**DATASET EXCERPTS**
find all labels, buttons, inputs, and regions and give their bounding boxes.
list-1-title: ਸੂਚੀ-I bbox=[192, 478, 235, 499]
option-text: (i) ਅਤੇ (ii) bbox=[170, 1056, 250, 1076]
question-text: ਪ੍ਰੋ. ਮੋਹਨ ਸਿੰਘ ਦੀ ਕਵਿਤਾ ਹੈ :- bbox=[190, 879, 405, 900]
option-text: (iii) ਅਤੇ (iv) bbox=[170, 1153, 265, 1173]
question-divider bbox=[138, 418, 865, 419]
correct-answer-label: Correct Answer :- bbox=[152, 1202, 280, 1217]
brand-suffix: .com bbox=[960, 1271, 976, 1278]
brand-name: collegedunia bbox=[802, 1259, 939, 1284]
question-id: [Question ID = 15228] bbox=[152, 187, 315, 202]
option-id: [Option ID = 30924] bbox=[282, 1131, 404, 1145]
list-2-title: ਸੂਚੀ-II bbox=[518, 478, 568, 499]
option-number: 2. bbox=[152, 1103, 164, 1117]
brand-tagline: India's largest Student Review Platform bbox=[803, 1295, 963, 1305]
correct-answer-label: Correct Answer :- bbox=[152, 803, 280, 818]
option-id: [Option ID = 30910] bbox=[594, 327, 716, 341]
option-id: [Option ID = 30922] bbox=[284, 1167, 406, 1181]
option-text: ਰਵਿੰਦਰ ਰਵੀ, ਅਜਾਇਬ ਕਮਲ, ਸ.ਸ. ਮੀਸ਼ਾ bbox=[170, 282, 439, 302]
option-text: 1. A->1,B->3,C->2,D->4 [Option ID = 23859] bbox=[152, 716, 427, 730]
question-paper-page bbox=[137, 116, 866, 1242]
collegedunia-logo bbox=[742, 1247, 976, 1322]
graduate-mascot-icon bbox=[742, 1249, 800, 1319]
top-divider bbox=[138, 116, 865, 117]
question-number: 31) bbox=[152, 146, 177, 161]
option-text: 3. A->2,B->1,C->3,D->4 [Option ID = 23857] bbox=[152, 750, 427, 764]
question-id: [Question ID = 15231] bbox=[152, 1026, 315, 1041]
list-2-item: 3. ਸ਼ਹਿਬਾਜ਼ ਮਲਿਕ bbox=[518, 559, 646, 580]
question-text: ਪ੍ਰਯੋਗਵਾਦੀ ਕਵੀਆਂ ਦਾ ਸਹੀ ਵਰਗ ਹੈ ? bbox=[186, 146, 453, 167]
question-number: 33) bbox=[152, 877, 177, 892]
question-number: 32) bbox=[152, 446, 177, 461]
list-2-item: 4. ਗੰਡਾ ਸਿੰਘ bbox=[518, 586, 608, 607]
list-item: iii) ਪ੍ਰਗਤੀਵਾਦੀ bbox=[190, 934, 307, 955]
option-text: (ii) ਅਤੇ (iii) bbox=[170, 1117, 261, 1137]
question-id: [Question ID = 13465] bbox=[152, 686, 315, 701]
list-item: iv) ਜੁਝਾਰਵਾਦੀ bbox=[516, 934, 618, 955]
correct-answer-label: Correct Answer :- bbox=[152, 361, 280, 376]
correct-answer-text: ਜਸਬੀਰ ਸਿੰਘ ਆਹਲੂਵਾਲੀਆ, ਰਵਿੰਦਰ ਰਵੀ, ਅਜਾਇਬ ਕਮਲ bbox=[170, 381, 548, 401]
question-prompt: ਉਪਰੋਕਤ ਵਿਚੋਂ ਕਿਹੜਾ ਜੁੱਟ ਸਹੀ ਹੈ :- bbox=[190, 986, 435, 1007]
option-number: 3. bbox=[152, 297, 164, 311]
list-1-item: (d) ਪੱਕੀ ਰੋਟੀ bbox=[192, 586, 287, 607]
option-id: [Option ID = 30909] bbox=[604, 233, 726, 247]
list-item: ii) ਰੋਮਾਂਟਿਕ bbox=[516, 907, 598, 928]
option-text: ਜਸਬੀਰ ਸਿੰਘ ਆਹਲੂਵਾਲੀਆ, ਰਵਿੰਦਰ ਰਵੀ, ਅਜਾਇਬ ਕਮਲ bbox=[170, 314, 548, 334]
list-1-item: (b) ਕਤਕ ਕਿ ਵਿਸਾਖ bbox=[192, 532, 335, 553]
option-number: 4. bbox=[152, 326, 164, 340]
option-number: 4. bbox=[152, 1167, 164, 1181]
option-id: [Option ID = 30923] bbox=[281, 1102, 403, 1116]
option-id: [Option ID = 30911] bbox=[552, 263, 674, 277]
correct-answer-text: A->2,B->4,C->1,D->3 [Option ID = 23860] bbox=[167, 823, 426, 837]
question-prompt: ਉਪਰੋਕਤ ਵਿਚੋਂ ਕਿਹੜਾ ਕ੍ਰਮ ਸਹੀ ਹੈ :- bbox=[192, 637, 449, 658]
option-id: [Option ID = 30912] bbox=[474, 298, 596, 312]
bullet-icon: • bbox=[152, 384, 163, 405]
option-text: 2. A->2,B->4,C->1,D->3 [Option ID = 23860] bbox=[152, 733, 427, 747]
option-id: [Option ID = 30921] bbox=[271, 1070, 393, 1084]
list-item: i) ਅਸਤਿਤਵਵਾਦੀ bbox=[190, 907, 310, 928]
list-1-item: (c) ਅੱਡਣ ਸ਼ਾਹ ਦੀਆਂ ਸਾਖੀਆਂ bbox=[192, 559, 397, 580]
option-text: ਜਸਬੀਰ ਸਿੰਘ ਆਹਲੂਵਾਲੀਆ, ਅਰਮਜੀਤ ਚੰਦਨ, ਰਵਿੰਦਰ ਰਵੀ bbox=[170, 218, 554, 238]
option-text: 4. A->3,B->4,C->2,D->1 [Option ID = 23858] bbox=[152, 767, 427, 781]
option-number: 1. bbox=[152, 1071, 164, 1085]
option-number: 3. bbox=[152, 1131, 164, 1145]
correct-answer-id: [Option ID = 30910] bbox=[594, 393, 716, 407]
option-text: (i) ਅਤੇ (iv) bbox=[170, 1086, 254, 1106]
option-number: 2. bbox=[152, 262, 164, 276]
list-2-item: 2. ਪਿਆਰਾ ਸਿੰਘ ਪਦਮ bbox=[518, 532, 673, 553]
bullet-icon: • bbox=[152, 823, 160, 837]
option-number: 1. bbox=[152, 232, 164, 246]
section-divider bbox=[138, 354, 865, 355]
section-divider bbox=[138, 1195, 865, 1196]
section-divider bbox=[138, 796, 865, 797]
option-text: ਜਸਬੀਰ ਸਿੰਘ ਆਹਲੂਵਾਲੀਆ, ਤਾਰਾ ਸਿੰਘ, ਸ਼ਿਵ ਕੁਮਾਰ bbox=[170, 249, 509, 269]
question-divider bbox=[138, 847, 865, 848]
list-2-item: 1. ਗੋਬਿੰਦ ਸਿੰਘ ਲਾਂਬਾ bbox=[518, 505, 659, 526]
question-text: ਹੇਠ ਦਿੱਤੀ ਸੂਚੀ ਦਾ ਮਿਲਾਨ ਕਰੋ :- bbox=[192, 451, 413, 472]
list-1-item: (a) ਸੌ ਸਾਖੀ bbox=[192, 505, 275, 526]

**WRITTEN REQUEST**
Rewrite the records from the first line up to and including the line with "option-id: [Option ID = 30922]", changing "Correct Answer" to "Right Answer" and keeping everything else the same.

**FULL SOLUTION**
find all labels, buttons, inputs, and regions and give their bounding boxes.
list-1-title: ਸੂਚੀ-I bbox=[192, 478, 235, 499]
option-text: (i) ਅਤੇ (ii) bbox=[170, 1056, 250, 1076]
question-text: ਪ੍ਰੋ. ਮੋਹਨ ਸਿੰਘ ਦੀ ਕਵਿਤਾ ਹੈ :- bbox=[190, 879, 405, 900]
option-text: (iii) ਅਤੇ (iv) bbox=[170, 1153, 265, 1173]
question-divider bbox=[138, 418, 865, 419]
correct-answer-label: Right Answer :- bbox=[152, 1202, 280, 1217]
brand-suffix: .com bbox=[960, 1271, 976, 1278]
brand-name: collegedunia bbox=[802, 1259, 939, 1284]
question-id: [Question ID = 15228] bbox=[152, 187, 315, 202]
option-id: [Option ID = 30924] bbox=[282, 1131, 404, 1145]
list-2-title: ਸੂਚੀ-II bbox=[518, 478, 568, 499]
option-number: 2. bbox=[152, 1103, 164, 1117]
brand-tagline: India's largest Student Review Platform bbox=[803, 1295, 963, 1305]
correct-answer-label: Right Answer :- bbox=[152, 803, 280, 818]
option-id: [Option ID = 30910] bbox=[594, 327, 716, 341]
option-id: [Option ID = 30922] bbox=[284, 1167, 406, 1181]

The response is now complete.